▶ _Records to process_
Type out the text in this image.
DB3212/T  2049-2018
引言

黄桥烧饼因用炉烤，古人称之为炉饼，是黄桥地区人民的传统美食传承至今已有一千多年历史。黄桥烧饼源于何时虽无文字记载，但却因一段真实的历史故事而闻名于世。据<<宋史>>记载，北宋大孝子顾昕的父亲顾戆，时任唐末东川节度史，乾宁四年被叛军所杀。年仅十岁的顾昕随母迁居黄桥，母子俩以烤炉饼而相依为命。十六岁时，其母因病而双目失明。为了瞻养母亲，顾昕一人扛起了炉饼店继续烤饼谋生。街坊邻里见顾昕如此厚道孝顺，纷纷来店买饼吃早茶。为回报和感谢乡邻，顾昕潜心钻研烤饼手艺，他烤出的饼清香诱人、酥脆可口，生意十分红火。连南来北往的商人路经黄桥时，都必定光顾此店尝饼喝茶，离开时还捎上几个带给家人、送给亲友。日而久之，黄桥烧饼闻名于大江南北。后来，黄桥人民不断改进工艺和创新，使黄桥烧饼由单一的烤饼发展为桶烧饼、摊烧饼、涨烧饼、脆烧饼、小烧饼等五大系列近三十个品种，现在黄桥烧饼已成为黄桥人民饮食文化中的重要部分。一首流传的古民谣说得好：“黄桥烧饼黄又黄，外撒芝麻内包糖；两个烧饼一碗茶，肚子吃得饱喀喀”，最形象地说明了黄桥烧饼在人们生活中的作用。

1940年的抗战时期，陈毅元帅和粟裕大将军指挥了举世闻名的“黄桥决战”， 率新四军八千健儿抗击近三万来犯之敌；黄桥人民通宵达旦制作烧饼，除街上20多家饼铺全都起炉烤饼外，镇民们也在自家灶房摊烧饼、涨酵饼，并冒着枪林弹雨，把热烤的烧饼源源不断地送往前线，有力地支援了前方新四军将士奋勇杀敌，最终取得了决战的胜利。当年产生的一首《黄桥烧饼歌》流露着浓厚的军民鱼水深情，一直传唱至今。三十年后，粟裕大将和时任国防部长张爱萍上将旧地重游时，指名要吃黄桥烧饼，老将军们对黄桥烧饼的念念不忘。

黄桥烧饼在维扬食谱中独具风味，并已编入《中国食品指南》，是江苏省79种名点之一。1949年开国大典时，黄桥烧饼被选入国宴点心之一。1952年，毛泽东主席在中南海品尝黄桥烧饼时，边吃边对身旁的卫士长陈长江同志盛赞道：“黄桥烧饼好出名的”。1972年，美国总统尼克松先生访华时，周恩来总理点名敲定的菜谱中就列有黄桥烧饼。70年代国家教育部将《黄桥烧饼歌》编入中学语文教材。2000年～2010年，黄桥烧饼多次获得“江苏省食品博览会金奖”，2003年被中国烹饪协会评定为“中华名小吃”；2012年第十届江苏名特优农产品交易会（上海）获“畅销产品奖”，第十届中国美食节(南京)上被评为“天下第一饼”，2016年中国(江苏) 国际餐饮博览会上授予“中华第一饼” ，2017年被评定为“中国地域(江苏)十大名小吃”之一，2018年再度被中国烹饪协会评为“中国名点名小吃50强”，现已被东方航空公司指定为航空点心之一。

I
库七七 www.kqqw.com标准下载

==

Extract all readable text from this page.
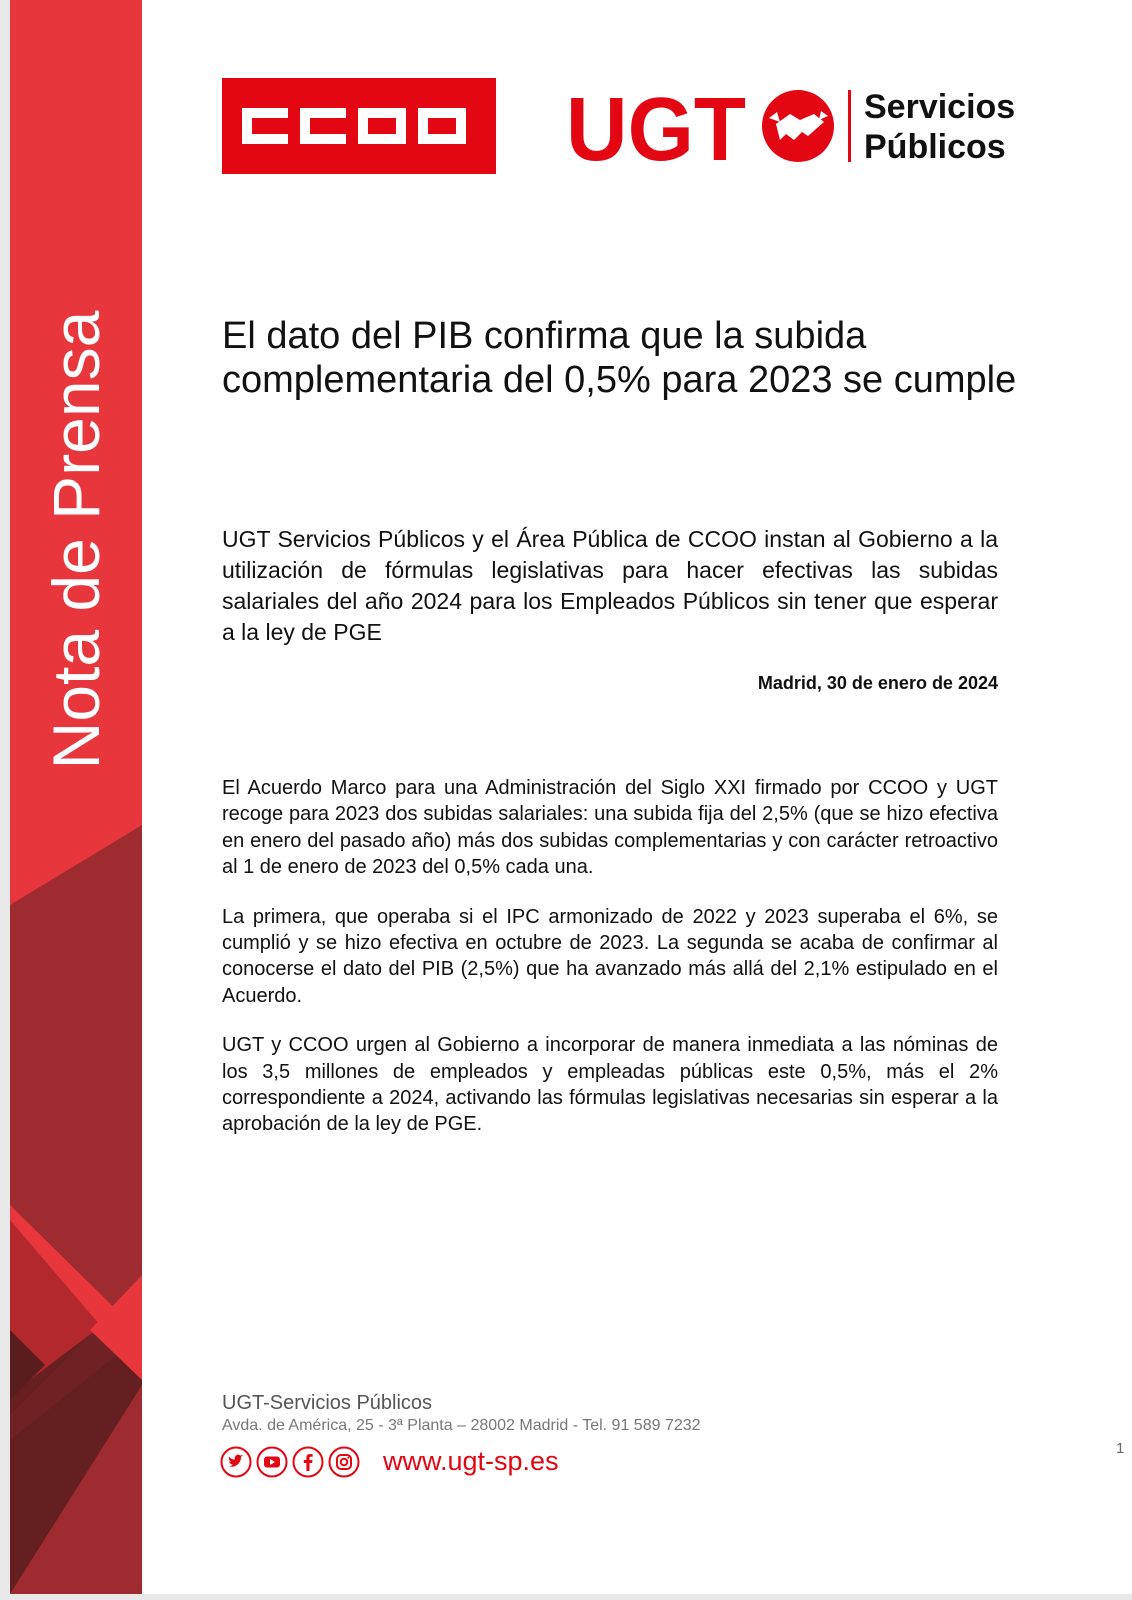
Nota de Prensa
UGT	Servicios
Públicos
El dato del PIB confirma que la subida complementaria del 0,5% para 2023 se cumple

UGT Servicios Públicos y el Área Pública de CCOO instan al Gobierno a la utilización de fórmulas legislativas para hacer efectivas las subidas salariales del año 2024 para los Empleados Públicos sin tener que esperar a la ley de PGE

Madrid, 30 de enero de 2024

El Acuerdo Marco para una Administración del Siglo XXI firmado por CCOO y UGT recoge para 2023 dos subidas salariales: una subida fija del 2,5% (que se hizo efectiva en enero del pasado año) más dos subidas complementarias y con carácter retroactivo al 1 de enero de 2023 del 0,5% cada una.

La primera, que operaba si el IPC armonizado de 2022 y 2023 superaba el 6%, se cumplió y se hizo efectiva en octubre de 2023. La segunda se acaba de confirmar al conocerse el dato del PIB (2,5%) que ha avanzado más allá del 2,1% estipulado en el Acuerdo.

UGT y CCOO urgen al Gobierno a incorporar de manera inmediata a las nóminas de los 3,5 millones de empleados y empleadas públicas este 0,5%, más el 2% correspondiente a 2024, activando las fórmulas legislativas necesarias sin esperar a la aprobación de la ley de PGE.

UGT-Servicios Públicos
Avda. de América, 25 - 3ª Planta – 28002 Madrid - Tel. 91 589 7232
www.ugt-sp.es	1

▶ _What you need to do_
Go through the material above and copy each line that has the word "Servicios".

▶ _Result of this task_
UGT	Servicios
UGT Servicios Públicos y el Área Pública de CCOO instan al Gobierno a la utilización de fórmulas legislativas para hacer efectivas las subidas salariales del año 2024 para los Empleados Públicos sin tener que esperar a la ley de PGE
UGT-Servicios Públicos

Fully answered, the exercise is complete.